Brief
Copy each line of the entries that contains the word "Daily".

Provided information
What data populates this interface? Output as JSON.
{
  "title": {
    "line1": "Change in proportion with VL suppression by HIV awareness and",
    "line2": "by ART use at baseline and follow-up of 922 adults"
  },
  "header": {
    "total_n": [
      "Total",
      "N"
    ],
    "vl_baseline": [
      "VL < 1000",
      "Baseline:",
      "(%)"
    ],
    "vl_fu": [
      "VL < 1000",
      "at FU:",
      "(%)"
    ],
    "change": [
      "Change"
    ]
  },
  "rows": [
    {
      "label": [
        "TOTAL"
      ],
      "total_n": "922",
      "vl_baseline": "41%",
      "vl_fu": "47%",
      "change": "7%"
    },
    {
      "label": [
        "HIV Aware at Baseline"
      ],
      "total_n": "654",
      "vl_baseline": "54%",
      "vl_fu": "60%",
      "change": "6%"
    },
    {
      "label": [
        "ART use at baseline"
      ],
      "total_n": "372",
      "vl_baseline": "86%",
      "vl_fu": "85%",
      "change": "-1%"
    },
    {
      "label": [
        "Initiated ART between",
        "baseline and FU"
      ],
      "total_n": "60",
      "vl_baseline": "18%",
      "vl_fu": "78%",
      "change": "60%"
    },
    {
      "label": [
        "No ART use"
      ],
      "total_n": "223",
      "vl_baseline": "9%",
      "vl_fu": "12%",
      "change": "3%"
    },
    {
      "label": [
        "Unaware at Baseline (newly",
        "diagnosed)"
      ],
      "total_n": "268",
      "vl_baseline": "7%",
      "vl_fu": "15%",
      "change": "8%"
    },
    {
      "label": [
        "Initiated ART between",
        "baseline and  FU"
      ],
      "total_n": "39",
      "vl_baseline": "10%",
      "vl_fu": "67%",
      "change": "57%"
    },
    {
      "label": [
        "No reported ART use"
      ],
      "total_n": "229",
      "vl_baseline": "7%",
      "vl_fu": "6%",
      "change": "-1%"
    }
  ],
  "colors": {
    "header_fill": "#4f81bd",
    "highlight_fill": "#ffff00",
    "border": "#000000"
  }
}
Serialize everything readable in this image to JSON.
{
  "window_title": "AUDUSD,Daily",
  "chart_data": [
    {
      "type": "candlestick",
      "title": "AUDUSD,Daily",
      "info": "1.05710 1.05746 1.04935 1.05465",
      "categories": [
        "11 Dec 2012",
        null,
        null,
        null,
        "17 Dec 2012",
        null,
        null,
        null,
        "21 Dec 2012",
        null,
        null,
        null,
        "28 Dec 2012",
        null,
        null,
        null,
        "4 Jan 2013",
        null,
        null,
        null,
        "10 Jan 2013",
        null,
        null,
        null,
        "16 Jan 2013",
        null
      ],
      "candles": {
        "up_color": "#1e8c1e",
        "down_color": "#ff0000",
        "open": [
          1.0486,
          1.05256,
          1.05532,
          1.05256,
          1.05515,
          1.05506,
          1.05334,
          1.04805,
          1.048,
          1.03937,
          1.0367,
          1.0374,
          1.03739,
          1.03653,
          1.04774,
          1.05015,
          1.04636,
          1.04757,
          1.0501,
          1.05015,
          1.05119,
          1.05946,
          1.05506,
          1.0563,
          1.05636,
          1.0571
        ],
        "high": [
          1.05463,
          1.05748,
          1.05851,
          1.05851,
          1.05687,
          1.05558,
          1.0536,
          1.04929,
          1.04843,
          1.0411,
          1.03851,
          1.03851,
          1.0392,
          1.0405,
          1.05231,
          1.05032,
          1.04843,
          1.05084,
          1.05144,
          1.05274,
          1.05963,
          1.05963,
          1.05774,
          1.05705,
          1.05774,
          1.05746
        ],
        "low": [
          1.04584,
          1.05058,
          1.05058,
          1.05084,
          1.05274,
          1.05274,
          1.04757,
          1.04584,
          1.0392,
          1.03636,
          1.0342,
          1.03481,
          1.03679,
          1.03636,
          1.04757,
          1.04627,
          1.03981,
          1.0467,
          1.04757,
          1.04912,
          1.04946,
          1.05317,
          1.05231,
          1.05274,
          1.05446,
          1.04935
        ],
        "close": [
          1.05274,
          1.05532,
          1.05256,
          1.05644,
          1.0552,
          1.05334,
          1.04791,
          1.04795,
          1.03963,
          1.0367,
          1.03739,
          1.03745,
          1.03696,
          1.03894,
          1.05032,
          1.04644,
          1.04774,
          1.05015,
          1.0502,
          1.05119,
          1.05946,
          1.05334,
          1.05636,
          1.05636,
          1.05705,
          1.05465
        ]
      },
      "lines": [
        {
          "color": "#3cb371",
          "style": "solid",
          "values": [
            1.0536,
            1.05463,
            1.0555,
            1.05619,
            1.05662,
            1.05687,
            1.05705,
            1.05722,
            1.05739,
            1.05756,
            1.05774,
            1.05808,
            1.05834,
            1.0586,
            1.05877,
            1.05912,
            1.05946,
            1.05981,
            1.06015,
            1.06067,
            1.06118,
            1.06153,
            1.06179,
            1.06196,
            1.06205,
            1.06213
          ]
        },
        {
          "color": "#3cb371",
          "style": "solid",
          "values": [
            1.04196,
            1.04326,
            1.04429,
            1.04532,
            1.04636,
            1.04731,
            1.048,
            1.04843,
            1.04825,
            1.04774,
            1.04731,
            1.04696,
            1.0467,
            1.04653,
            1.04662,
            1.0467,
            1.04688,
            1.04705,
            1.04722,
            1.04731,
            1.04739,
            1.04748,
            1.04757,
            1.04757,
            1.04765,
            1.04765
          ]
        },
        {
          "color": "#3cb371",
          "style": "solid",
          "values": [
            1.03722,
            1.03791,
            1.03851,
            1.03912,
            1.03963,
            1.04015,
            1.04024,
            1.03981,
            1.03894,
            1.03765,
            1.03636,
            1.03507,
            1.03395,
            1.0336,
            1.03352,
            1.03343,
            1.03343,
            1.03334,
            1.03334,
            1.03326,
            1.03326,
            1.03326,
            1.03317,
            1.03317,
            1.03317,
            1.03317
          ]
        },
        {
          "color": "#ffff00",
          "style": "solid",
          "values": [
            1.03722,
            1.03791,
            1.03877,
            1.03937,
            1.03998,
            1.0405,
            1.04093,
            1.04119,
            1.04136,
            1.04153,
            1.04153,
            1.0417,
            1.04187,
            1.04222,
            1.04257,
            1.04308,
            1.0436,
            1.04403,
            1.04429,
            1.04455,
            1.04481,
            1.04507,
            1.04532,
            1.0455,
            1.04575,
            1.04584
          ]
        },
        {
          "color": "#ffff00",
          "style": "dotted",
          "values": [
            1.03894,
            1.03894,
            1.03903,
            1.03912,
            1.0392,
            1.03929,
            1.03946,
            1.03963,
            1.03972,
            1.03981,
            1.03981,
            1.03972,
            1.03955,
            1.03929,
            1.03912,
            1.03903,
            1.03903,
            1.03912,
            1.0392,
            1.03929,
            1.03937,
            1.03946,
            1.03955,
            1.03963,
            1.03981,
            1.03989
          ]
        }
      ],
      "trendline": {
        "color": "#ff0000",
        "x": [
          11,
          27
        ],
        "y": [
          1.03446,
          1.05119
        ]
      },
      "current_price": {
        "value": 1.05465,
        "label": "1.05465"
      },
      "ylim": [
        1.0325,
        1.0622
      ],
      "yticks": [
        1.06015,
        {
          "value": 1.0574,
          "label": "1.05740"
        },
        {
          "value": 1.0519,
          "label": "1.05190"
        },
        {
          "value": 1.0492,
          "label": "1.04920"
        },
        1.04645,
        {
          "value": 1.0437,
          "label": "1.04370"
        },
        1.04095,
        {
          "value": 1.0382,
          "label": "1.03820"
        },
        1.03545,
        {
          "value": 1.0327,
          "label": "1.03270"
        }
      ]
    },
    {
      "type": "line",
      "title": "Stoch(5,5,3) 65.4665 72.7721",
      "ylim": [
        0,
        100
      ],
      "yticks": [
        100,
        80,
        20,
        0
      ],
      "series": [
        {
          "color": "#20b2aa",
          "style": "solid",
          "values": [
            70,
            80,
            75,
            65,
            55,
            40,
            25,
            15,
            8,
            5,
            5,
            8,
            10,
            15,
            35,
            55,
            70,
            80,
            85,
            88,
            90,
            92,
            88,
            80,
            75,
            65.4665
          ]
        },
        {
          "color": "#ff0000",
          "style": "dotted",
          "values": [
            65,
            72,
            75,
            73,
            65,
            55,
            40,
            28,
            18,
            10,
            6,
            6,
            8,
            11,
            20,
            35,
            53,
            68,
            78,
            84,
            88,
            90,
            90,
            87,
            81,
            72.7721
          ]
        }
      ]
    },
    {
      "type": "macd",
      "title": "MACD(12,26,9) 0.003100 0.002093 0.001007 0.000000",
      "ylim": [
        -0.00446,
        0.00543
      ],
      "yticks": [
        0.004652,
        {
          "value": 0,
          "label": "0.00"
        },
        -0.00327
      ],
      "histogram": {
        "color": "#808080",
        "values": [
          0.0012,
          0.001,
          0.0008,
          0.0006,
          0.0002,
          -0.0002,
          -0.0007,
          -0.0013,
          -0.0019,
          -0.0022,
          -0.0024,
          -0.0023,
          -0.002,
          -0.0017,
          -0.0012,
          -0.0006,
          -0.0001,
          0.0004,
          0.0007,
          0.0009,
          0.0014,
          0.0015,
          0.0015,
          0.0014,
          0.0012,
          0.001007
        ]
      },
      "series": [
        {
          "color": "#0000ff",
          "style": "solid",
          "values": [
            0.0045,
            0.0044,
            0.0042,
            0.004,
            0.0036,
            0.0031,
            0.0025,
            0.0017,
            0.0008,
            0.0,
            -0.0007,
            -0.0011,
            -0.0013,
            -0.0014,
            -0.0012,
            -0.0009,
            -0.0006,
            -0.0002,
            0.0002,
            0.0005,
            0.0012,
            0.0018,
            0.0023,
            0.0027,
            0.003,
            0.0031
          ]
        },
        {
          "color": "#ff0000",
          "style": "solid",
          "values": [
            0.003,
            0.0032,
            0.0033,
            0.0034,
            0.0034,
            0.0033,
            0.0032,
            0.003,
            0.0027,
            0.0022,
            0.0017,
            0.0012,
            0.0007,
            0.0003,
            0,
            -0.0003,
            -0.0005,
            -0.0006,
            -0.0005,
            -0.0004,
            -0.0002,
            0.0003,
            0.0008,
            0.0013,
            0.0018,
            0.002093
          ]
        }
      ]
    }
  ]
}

Result of this task
  "window_title": "AUDUSD,Daily",
      "title": "AUDUSD,Daily",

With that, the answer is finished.